**Exercise aim:**
Answer these questions from the text on Poe's Gordon Pym below:
(a) Which two novels does Fielder say Gordon Pym lays the foundations of?
(b) What date opens the quoted passage that describes the luminous glare and the white ashy shower?
(c) Which publisher released Tally's book on Poe?

(Text segment begins)

Scholars like Leslie A. Fielder point out the similarities, rather than the differences, that Poe’s novel shares with many of our most foundational texts. Fielder reminds us that in Gordon Pym, Poe is playing with the then-popular American subject of wildness and the open sea (remember, he was trying to make money) and that, in this thematic, the text lays the foundations of two of our greatest novels: Moby Dick and Huckleberry Finn. Melville will take the fictional travelogue model, the symbolism of white, and the exquisite attention to details of life on a ship, all present in Gordon Pym, and create his masterpiece. But additionally, “all the attributes of the highbrow Western are present in Gordon Pym: the rejection of the family and the world of women, the secret evasion from home, and the turning to the open sea” (Fielder). Like Huckleberry Finn, Fielder argues, the novel depicts the American dream underscored by an element of tragedy: “It is not merely that a gothic horror balances the quest for innocence in Gordon Pym: such a balance is the standard pattern of the highbrow Western. Only in Poe’s novel however, is the dark counterpoint permitted to drown out the cantus firmus of hopeful joy…” making the text perhaps more Anti-western than Western and in the end, Fielder argues, it is this persistence of the gothic in service of hindering the American dream that will ultimately cause the public to dismiss the book. Even Twain masks the uncomfortable reality of his own slave economy within a tale of adventure, a “book for boys,” and an optimistic ending.
But The Narrative of Arthur Gordon Pym leaves us unsettled on every level, and it’s not just the abrupt death/end, or its subversion of the gothic. The novel makes us actively question its origins, genre, and authorial intention and in doing so is perhaps more prescient than anything else, allowing us to see a uniquely American literature in its earliest manifestations. Poe, even as he dismisses the novel, shows us the beginnings of a literary tradition that for decades will have characters, “lighting out,” “setting sail,” and authors never quite comfortable with the dream:
March 21. A sullen darkness now hovered above us – but from out the milky depths of the ocean a luminous glare arose, and stole up along the bulwarks of the boat. We were nearly overwhelmed by the white ashy shower which settled upon us and upon the canoe, but melted into the water as it fell. The summit of the cataract was utterly lost in the dimness and the distance. Yet we were evidently approaching it with a hideous velocity.
Fielder, Leslie A. Love and Death in the American Novel. Champaign, IL: Dalkey
Archive Press, 1997.
Robinson, Douglas “Reading Poe's Novel: A Speculative Review of Pym Criticism,
1950-1980,”Poe Studies, December 1982, Vol. XV, No. 2, 15:47-54.
Tally, Robert Jr., Poe and the Subversion of American Literature: Satire, Fantasy,
Critique. New York: Bloomsbury Publishing, 2014.
* The serialized novel, The Journal of Julius Rodman, was never finished.

(Text segment ends)
(Given records begins)

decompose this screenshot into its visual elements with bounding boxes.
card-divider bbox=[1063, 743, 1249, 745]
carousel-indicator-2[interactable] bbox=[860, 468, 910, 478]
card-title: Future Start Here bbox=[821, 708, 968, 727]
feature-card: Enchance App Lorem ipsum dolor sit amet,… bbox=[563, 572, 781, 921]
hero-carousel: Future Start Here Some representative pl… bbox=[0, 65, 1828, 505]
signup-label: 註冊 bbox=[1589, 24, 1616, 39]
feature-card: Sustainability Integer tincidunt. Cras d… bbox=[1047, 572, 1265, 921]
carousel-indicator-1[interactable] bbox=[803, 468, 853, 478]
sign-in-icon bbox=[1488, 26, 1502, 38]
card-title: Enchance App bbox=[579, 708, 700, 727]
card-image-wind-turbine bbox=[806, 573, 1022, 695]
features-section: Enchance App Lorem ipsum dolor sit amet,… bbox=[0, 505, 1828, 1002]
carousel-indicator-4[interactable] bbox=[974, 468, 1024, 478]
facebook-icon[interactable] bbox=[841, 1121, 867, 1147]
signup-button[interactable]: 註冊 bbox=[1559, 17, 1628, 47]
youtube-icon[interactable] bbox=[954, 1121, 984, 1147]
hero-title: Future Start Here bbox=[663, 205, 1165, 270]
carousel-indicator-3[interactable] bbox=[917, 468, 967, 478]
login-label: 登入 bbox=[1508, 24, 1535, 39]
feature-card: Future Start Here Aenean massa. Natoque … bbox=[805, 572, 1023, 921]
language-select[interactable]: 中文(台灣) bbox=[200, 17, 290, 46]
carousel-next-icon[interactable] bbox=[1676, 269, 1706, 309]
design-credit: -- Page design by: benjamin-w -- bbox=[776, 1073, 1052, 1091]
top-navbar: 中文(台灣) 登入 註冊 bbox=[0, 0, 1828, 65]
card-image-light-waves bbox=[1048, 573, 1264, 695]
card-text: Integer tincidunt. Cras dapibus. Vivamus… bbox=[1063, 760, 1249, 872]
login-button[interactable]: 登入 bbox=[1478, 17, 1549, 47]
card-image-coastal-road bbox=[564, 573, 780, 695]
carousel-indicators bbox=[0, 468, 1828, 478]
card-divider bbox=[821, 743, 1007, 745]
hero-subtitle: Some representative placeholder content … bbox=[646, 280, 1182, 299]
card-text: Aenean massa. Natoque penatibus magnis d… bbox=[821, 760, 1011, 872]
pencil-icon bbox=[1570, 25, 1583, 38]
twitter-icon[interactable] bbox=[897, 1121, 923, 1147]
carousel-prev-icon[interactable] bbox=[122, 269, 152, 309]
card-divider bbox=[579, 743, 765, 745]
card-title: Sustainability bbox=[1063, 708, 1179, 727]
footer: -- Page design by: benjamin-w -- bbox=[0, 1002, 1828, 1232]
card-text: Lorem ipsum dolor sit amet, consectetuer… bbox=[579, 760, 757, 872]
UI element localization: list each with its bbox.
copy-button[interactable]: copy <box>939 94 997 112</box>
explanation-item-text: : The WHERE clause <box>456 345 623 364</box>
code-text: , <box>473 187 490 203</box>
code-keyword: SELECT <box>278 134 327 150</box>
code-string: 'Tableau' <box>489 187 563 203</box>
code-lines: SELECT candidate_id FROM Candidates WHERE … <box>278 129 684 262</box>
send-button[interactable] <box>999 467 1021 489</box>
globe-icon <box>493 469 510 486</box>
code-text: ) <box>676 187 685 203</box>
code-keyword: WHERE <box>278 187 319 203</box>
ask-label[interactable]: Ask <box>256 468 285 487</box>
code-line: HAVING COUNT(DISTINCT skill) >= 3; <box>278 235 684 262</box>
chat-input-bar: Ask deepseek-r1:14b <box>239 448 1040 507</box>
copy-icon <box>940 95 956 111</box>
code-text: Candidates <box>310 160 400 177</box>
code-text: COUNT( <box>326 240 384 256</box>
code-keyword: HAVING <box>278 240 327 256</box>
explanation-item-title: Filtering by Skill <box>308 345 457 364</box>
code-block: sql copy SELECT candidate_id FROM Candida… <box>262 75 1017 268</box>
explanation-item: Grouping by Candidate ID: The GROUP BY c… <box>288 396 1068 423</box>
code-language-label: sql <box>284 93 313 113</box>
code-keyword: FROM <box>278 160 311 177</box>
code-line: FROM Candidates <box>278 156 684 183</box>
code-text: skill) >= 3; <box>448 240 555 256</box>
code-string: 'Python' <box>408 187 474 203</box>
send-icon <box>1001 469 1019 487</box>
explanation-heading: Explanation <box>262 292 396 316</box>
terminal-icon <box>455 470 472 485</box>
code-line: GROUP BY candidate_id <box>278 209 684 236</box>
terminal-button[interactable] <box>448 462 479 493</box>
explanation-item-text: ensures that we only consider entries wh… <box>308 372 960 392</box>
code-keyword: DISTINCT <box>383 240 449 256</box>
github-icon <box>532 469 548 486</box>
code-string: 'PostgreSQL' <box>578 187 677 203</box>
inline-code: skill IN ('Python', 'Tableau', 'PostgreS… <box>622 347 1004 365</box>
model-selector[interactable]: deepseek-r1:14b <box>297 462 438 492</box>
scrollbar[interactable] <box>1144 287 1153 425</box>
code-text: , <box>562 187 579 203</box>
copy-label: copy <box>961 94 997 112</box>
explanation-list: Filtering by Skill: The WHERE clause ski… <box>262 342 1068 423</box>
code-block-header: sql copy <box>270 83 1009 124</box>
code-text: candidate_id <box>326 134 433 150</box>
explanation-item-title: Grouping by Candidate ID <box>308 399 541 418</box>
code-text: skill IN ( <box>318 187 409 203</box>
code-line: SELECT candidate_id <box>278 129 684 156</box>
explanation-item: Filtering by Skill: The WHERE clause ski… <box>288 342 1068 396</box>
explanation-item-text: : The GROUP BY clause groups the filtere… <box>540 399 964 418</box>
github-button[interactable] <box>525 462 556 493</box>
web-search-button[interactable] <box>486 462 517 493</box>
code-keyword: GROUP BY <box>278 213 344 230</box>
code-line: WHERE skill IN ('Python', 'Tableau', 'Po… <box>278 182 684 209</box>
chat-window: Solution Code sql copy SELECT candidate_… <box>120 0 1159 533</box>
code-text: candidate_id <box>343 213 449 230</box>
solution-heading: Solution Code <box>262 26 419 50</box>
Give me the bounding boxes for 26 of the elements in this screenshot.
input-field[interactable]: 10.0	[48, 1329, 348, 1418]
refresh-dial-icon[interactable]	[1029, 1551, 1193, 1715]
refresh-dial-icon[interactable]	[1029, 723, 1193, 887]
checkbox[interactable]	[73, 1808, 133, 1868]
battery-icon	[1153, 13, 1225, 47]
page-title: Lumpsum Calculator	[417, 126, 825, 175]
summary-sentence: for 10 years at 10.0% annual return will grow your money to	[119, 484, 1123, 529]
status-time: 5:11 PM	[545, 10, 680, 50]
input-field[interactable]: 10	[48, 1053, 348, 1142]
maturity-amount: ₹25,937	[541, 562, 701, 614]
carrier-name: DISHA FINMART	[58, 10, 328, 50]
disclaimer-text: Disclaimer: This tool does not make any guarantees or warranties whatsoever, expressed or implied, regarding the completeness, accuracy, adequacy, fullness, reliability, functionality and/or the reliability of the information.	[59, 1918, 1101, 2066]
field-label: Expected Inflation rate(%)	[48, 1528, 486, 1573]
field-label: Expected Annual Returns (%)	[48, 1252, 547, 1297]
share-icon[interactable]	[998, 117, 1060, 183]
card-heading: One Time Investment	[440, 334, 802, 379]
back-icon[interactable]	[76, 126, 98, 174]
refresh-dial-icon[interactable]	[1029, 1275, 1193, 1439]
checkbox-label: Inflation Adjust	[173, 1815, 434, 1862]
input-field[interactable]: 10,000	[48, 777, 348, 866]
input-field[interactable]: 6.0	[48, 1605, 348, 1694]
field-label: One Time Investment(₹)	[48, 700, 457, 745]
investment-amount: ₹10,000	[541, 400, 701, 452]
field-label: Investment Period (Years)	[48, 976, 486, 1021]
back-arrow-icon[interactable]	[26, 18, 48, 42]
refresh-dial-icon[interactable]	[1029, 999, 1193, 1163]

(Given records ends)

**Exercise solution:**
(a) Moby Dick and Huckleberry Finn
(b) March 21
(c) Bloomsbury Publishing